[start of EXCERPTED DATA]
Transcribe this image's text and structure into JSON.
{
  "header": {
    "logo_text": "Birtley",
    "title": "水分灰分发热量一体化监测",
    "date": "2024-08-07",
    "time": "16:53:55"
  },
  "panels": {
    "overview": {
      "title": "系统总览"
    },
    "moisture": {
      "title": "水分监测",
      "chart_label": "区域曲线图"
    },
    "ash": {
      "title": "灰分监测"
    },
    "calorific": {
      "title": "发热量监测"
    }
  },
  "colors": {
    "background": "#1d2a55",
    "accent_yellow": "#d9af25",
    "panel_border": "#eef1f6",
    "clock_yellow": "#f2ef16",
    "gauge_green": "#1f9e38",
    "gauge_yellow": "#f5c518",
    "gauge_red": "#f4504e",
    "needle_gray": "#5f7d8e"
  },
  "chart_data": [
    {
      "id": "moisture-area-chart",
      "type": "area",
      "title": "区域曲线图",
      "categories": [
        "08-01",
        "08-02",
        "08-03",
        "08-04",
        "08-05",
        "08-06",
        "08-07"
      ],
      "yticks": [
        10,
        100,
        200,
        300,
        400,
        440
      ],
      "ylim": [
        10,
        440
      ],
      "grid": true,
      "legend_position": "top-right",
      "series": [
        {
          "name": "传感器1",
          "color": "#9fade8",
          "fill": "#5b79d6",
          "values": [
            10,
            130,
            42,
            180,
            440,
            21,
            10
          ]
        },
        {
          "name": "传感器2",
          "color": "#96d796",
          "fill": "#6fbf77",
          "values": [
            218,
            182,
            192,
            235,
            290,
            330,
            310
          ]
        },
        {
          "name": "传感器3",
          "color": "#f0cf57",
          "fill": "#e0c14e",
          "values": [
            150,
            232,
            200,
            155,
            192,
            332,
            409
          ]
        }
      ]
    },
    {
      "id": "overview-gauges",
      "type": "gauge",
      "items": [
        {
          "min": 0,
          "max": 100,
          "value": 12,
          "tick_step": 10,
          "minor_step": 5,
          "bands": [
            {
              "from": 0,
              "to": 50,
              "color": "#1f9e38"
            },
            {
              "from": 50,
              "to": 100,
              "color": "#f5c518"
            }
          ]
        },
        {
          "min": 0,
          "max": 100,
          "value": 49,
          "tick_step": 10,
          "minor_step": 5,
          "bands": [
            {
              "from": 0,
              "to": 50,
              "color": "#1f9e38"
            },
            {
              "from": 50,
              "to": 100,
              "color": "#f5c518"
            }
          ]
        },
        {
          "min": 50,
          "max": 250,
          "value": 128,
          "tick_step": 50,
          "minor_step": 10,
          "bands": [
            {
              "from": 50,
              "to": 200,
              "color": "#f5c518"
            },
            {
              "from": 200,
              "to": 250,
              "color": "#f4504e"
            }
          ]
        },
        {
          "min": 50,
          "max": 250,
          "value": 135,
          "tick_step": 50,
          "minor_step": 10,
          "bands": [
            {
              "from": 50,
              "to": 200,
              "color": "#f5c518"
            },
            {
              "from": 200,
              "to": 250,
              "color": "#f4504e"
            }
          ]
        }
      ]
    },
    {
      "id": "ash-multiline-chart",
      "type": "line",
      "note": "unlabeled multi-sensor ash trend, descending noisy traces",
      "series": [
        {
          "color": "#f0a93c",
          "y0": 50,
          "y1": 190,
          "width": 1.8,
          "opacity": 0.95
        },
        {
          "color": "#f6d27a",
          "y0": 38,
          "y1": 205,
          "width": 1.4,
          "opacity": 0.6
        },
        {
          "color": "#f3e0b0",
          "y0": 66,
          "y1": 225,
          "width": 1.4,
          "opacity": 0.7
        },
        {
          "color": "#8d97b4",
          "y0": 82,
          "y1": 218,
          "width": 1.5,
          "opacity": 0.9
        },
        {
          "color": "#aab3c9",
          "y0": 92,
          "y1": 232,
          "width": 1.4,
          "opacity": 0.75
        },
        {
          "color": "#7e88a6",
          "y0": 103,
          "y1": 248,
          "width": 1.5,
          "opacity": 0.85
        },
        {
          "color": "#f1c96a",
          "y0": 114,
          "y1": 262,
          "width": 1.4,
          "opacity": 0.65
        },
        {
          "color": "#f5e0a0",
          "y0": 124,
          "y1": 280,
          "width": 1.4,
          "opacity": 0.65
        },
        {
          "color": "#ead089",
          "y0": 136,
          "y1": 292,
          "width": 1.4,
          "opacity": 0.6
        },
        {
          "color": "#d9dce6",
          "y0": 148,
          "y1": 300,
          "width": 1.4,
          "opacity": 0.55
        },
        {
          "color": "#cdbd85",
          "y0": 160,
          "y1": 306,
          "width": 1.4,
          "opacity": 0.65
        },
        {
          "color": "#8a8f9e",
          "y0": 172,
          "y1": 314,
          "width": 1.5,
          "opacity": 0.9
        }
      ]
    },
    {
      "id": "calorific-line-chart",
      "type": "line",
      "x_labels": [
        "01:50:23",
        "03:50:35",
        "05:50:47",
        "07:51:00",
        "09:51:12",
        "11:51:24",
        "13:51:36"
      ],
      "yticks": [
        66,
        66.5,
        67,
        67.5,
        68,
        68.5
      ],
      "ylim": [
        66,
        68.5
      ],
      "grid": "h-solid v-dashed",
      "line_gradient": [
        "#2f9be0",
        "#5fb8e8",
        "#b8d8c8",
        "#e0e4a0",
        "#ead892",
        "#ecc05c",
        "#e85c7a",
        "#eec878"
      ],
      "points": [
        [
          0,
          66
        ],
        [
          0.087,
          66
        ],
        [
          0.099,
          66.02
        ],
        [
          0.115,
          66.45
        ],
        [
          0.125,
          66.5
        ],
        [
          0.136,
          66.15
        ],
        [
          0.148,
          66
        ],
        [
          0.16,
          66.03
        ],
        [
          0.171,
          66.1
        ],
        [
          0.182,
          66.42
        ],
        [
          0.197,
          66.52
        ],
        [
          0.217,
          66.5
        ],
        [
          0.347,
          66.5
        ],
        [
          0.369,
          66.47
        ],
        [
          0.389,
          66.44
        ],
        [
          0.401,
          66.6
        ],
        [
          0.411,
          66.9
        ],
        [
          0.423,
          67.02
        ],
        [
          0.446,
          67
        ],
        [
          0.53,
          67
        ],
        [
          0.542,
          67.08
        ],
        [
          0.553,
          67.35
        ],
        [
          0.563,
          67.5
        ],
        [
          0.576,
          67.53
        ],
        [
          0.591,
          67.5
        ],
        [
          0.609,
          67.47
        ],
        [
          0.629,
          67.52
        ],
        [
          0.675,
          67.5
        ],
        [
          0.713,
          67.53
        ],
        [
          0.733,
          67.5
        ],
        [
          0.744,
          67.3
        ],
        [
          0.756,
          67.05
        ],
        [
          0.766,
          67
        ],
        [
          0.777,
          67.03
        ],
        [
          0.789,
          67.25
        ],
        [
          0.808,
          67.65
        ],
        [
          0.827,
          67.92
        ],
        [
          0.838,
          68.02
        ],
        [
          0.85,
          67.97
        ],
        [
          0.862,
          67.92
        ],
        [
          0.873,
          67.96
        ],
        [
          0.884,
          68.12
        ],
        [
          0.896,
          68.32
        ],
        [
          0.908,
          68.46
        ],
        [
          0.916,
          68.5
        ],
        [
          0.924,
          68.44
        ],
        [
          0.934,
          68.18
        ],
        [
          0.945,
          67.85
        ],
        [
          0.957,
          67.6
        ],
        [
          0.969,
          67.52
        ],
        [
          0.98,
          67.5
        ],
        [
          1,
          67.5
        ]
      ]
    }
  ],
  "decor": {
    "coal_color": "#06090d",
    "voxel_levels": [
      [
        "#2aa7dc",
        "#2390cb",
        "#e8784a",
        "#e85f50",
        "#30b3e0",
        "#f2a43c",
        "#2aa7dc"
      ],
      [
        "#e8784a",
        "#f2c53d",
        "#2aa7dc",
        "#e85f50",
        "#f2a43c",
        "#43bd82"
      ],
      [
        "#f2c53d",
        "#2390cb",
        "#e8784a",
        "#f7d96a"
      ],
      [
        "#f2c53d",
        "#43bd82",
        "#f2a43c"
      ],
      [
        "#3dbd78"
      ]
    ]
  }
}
[end of EXCERPTED DATA]
**PROBLEM REQUIREMENTS:** Pick out and copy the lines of the material that include the word "type".

**RESPONSE:**
      "type": "area",
      "type": "gauge",
      "type": "line",
      "type": "line",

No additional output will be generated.